Objective
Count lines holding the string "Exhaust" in the data that follows. Reply with one number only.

Items from a dataset:
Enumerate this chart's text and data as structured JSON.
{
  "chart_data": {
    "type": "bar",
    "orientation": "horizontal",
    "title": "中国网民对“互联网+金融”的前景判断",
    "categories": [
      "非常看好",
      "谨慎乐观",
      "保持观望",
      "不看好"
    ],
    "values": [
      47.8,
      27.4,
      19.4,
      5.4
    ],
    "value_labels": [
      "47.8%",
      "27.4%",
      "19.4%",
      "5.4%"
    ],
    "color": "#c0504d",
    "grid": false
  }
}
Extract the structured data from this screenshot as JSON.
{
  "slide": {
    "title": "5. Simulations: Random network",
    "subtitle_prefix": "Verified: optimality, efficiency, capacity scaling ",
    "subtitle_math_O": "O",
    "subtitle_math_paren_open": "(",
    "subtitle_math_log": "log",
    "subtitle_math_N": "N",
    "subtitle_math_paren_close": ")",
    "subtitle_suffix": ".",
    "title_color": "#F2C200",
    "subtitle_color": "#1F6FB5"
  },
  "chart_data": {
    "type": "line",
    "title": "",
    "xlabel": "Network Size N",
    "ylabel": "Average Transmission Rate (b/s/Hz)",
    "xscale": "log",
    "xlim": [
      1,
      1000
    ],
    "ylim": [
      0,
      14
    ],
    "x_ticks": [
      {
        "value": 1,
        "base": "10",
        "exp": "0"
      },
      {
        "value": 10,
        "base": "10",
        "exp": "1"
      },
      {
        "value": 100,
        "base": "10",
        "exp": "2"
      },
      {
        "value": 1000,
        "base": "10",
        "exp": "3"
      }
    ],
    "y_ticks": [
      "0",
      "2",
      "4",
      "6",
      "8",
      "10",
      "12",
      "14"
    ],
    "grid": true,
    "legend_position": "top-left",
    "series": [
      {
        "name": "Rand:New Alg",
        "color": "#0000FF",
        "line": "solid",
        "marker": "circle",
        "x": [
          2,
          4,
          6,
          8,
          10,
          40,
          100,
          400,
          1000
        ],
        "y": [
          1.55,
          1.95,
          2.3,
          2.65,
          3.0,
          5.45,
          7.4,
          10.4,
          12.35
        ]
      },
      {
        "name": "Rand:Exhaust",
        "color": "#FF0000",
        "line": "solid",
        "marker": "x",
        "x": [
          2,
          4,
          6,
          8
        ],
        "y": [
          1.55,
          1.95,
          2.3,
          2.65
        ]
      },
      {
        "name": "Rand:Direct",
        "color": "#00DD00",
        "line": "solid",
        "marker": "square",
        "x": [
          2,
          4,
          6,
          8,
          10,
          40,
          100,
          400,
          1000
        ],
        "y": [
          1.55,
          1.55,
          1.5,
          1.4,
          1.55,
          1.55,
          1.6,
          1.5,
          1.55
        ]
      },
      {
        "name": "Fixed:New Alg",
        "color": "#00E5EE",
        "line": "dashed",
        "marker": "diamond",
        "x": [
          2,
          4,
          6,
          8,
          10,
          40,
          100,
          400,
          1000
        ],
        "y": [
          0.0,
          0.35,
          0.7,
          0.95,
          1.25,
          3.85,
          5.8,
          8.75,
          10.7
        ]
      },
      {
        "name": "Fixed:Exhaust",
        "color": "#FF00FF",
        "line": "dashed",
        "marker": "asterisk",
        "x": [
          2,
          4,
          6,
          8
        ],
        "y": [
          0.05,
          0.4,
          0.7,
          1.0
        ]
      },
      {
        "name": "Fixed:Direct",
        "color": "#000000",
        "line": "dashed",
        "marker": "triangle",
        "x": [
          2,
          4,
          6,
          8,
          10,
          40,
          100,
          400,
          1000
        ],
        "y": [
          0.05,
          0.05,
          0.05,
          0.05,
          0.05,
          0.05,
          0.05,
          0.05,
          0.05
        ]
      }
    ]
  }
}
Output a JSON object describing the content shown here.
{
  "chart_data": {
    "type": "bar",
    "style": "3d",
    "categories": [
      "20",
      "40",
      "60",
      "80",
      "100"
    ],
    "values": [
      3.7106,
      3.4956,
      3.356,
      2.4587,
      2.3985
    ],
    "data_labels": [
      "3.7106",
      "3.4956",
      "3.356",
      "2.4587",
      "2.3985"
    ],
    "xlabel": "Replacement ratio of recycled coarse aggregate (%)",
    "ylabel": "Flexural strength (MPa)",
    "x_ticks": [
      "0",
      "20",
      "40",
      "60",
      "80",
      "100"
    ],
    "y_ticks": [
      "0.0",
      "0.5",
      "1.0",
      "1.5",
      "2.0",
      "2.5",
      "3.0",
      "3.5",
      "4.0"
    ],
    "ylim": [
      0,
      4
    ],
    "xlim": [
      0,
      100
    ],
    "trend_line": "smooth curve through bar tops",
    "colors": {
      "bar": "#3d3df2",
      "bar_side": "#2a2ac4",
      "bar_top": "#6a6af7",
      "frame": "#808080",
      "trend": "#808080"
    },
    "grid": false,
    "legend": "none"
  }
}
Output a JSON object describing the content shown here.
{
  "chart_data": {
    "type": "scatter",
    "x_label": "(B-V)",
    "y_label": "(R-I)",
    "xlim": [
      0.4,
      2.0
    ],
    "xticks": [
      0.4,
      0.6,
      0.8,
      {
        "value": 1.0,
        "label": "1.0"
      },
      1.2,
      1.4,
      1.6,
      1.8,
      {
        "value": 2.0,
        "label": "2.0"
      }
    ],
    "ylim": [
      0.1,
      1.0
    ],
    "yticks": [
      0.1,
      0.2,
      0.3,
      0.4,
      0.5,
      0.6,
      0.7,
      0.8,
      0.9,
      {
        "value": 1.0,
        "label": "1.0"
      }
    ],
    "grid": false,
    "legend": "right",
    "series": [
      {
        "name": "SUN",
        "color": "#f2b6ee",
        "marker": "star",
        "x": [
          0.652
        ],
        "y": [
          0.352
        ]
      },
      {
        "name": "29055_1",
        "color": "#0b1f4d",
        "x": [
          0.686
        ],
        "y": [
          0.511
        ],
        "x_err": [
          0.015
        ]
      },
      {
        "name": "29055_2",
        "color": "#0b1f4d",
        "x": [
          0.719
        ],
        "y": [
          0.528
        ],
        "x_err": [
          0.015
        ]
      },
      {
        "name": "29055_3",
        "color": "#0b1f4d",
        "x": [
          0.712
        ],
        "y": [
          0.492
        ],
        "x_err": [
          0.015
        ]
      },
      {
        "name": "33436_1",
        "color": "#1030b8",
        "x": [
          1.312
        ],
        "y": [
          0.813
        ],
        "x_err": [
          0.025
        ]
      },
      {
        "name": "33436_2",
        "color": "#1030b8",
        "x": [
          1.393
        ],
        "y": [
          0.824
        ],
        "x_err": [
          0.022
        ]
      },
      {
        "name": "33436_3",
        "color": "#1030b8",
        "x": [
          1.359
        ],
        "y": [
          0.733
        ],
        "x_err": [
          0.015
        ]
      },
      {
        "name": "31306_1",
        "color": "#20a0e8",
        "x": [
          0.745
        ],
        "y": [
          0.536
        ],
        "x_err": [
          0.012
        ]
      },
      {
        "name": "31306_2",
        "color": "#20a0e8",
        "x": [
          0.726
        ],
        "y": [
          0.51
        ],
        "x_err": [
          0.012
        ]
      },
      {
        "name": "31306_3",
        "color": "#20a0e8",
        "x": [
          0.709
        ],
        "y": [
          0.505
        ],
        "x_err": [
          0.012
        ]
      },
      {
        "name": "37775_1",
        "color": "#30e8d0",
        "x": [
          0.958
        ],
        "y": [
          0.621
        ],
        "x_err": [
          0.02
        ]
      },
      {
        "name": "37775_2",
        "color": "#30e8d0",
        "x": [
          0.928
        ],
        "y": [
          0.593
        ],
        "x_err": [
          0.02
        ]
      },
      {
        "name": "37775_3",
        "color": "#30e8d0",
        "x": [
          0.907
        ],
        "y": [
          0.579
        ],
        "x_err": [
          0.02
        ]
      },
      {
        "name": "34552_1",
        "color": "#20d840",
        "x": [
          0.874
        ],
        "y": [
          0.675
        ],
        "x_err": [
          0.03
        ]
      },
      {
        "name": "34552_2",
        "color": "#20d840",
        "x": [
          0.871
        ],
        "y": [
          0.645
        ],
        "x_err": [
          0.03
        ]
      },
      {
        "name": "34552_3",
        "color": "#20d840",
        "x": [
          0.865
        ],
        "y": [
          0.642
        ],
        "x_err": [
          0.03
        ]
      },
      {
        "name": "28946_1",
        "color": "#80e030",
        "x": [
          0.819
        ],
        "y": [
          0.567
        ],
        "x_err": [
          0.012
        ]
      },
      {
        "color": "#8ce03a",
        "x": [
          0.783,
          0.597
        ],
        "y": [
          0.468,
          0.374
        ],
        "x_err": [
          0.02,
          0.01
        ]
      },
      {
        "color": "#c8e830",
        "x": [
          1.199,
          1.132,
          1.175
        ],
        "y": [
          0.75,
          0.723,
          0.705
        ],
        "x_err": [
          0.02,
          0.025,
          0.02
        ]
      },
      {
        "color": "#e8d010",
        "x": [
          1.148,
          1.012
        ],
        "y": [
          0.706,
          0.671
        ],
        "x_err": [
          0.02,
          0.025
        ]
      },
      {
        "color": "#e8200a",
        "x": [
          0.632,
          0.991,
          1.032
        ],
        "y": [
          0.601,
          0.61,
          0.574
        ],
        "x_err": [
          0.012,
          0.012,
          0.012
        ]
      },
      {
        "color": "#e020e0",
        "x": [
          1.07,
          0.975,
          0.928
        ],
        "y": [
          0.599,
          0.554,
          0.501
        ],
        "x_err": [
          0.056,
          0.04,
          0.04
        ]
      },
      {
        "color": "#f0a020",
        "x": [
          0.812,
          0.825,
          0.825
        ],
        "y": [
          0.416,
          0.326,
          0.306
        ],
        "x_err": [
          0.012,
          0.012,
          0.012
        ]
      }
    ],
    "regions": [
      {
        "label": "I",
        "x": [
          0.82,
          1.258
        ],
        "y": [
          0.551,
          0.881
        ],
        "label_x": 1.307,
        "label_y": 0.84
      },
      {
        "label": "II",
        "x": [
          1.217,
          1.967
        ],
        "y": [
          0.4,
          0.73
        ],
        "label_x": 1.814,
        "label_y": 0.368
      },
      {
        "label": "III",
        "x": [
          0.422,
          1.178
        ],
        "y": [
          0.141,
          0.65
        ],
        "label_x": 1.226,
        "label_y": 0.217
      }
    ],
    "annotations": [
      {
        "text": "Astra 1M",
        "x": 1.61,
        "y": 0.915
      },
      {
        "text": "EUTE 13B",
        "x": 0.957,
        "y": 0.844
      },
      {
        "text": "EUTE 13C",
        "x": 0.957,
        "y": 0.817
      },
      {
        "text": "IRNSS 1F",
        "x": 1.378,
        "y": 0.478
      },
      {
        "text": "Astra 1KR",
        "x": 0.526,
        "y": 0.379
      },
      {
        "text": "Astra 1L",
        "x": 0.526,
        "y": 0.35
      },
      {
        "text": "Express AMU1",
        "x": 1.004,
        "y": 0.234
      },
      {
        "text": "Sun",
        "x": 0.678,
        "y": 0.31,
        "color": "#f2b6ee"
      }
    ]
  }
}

Full answer
2